:: Written request ::
Go through the records and extract every line with the word "this".

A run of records
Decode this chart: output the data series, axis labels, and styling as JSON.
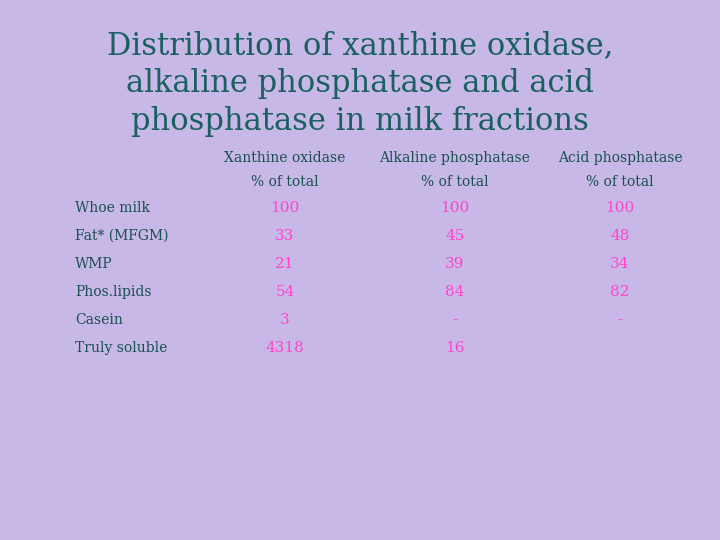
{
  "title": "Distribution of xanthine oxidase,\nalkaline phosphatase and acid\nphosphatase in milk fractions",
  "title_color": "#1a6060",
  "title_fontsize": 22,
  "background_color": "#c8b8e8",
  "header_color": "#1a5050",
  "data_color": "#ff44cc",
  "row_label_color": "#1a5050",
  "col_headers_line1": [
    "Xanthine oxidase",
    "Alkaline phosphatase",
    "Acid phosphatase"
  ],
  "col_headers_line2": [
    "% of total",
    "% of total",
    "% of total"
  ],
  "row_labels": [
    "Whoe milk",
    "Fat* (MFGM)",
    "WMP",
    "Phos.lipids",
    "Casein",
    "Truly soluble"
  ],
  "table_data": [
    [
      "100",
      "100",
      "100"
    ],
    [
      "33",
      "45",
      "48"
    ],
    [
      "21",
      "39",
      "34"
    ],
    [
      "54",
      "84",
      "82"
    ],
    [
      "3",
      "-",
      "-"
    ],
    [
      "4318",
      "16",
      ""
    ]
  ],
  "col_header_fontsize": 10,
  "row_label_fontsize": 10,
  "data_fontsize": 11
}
---
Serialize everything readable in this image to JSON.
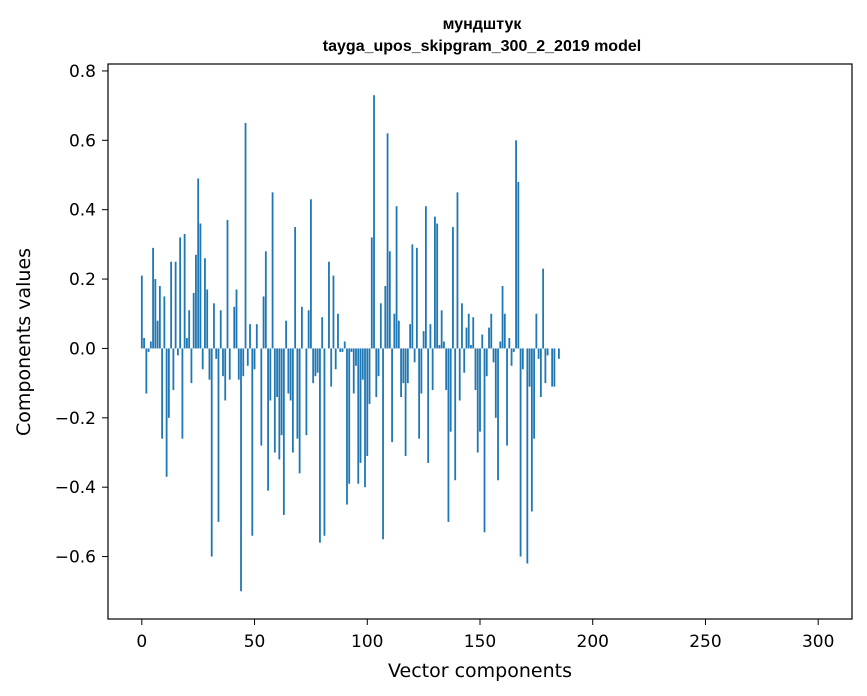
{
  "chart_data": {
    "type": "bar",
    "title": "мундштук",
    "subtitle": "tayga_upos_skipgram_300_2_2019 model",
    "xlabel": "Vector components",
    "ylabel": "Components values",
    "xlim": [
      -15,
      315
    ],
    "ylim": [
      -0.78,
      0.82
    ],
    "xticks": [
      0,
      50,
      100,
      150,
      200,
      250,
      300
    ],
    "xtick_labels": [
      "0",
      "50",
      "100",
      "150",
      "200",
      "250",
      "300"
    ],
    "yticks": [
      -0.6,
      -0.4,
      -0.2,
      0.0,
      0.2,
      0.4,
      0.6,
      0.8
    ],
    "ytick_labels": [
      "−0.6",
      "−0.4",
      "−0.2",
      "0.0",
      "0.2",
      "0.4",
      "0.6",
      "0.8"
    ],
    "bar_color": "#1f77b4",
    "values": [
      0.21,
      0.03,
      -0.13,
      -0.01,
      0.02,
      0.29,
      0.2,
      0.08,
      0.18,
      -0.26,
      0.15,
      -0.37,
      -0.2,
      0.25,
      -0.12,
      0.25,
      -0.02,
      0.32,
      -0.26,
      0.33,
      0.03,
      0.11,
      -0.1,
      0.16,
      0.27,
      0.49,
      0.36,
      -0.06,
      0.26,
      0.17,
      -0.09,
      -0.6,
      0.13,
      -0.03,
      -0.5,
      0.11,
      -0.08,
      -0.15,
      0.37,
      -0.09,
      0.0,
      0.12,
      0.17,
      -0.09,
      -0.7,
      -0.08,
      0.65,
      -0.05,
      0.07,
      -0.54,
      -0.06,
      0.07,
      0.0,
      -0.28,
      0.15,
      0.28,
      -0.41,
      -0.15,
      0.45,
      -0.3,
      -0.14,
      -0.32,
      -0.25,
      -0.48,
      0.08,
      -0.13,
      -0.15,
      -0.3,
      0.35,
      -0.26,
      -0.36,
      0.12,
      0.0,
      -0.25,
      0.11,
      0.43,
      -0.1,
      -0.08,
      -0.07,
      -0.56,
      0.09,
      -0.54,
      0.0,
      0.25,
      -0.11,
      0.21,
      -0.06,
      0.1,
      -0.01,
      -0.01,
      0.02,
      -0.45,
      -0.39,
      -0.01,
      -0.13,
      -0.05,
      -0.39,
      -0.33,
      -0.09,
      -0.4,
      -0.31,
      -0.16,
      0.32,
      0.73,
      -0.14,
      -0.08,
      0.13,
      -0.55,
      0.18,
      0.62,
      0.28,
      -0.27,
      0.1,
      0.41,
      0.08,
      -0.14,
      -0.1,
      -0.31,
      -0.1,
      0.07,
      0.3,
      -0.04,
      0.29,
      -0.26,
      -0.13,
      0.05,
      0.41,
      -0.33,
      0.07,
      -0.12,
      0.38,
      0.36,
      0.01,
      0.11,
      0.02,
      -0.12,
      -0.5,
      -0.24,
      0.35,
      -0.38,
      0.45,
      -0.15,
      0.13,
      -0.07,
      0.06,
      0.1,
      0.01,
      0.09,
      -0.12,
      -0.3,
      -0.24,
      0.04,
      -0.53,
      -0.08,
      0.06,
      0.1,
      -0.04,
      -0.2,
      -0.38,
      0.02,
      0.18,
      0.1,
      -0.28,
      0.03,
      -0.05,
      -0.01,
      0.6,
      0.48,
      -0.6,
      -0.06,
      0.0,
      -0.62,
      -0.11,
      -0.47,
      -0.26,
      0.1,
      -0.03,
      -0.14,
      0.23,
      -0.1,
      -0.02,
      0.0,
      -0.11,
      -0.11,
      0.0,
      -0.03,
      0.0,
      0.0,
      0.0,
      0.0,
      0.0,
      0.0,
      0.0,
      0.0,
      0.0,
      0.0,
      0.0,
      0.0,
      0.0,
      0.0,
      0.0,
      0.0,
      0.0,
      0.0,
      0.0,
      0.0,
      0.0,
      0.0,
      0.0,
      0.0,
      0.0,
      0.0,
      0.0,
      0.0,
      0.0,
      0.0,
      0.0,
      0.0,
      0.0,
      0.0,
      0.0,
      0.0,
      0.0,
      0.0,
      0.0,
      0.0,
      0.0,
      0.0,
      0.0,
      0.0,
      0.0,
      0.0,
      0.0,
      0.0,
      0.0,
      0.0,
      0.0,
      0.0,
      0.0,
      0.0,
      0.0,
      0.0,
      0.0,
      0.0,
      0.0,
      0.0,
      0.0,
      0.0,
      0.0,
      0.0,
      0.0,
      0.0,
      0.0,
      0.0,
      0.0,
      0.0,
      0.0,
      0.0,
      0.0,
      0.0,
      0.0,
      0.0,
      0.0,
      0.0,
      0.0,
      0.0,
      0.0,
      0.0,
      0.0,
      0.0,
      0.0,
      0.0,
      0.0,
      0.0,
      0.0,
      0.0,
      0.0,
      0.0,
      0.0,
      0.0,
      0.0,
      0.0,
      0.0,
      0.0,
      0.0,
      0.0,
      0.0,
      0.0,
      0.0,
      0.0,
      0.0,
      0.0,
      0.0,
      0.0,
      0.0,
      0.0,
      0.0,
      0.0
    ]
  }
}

:: Final answer ::
Decode this chart: output the data series, axis labels, and styling as JSON.
Serialize everything readable in this image to JSON.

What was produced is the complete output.